_REQUIRED TASK:_ Repeat each line of the material exactly.
● ● ●
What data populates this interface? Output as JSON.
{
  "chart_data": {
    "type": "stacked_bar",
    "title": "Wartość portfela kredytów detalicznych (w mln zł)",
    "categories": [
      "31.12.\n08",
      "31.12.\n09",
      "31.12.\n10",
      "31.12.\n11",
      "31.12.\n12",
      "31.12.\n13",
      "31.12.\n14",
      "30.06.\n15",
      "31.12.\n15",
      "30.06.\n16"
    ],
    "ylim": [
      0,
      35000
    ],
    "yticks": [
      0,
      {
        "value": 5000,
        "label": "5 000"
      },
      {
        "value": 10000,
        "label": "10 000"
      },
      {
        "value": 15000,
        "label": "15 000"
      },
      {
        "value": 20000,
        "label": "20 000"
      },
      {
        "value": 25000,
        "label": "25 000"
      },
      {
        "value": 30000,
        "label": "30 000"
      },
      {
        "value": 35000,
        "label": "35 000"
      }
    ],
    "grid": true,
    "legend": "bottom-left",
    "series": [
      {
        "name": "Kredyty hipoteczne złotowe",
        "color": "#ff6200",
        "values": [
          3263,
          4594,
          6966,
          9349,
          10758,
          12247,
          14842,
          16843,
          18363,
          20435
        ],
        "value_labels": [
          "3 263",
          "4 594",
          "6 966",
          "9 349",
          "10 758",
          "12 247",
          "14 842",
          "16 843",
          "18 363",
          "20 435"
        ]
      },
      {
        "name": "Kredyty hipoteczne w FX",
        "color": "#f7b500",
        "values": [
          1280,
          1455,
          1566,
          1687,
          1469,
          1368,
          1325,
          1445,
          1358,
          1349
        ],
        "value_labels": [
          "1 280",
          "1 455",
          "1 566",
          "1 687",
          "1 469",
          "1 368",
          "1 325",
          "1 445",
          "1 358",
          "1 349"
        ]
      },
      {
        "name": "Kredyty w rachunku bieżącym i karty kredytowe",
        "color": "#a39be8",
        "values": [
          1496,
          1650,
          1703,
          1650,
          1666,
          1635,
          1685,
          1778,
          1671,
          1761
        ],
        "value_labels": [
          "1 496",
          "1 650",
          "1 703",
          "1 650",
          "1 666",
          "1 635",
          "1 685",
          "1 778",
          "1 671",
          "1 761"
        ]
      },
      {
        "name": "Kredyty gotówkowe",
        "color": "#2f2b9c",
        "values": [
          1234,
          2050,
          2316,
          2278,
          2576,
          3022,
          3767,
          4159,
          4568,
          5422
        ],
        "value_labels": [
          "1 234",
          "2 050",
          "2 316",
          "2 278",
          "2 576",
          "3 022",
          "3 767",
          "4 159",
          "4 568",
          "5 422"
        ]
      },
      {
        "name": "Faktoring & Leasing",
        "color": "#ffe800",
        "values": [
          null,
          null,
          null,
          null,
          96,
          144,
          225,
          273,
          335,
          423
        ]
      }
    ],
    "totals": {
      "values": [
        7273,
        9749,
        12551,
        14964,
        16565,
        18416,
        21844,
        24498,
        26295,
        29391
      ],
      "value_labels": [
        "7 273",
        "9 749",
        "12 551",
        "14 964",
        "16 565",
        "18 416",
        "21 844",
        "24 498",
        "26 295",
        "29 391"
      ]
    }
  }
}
● ● ●
_ANSWER IN FULL:_
What data populates this interface? Output as JSON.
{
  "chart_data": {
    "type": "stacked_bar",
    "title": "Wartość portfela kredytów detalicznych (w mln zł)",
    "categories": [
      "31.12.\n08",
      "31.12.\n09",
      "31.12.\n10",
      "31.12.\n11",
      "31.12.\n12",
      "31.12.\n13",
      "31.12.\n14",
      "30.06.\n15",
      "31.12.\n15",
      "30.06.\n16"
    ],
    "ylim": [
      0,
      35000
    ],
    "yticks": [
      0,
      {
        "value": 5000,
        "label": "5 000"
      },
      {
        "value": 10000,
        "label": "10 000"
      },
      {
        "value": 15000,
        "label": "15 000"
      },
      {
        "value": 20000,
        "label": "20 000"
      },
      {
        "value": 25000,
        "label": "25 000"
      },
      {
        "value": 30000,
        "label": "30 000"
      },
      {
        "value": 35000,
        "label": "35 000"
      }
    ],
    "grid": true,
    "legend": "bottom-left",
    "series": [
      {
        "name": "Kredyty hipoteczne złotowe",
        "color": "#ff6200",
        "values": [
          3263,
          4594,
          6966,
          9349,
          10758,
          12247,
          14842,
          16843,
          18363,
          20435
        ],
        "value_labels": [
          "3 263",
          "4 594",
          "6 966",
          "9 349",
          "10 758",
          "12 247",
          "14 842",
          "16 843",
          "18 363",
          "20 435"
        ]
      },
      {
        "name": "Kredyty hipoteczne w FX",
        "color": "#f7b500",
        "values": [
          1280,
          1455,
          1566,
          1687,
          1469,
          1368,
          1325,
          1445,
          1358,
          1349
        ],
        "value_labels": [
          "1 280",
          "1 455",
          "1 566",
          "1 687",
          "1 469",
          "1 368",
          "1 325",
          "1 445",
          "1 358",
          "1 349"
        ]
      },
      {
        "name": "Kredyty w rachunku bieżącym i karty kredytowe",
        "color": "#a39be8",
        "values": [
          1496,
          1650,
          1703,
          1650,
          1666,
          1635,
          1685,
          1778,
          1671,
          1761
        ],
        "value_labels": [
          "1 496",
          "1 650",
          "1 703",
          "1 650",
          "1 666",
          "1 635",
          "1 685",
          "1 778",
          "1 671",
          "1 761"
        ]
      },
      {
        "name": "Kredyty gotówkowe",
        "color": "#2f2b9c",
        "values": [
          1234,
          2050,
          2316,
          2278,
          2576,
          3022,
          3767,
          4159,
          4568,
          5422
        ],
        "value_labels": [
          "1 234",
          "2 050",
          "2 316",
          "2 278",
          "2 576",
          "3 022",
          "3 767",
          "4 159",
          "4 568",
          "5 422"
        ]
      },
      {
        "name": "Faktoring & Leasing",
        "color": "#ffe800",
        "values": [
          null,
          null,
          null,
          null,
          96,
          144,
          225,
          273,
          335,
          423
        ]
      }
    ],
    "totals": {
      "values": [
        7273,
        9749,
        12551,
        14964,
        16565,
        18416,
        21844,
        24498,
        26295,
        29391
      ],
      "value_labels": [
        "7 273",
        "9 749",
        "12 551",
        "14 964",
        "16 565",
        "18 416",
        "21 844",
        "24 498",
        "26 295",
        "29 391"
      ]
    }
  }
}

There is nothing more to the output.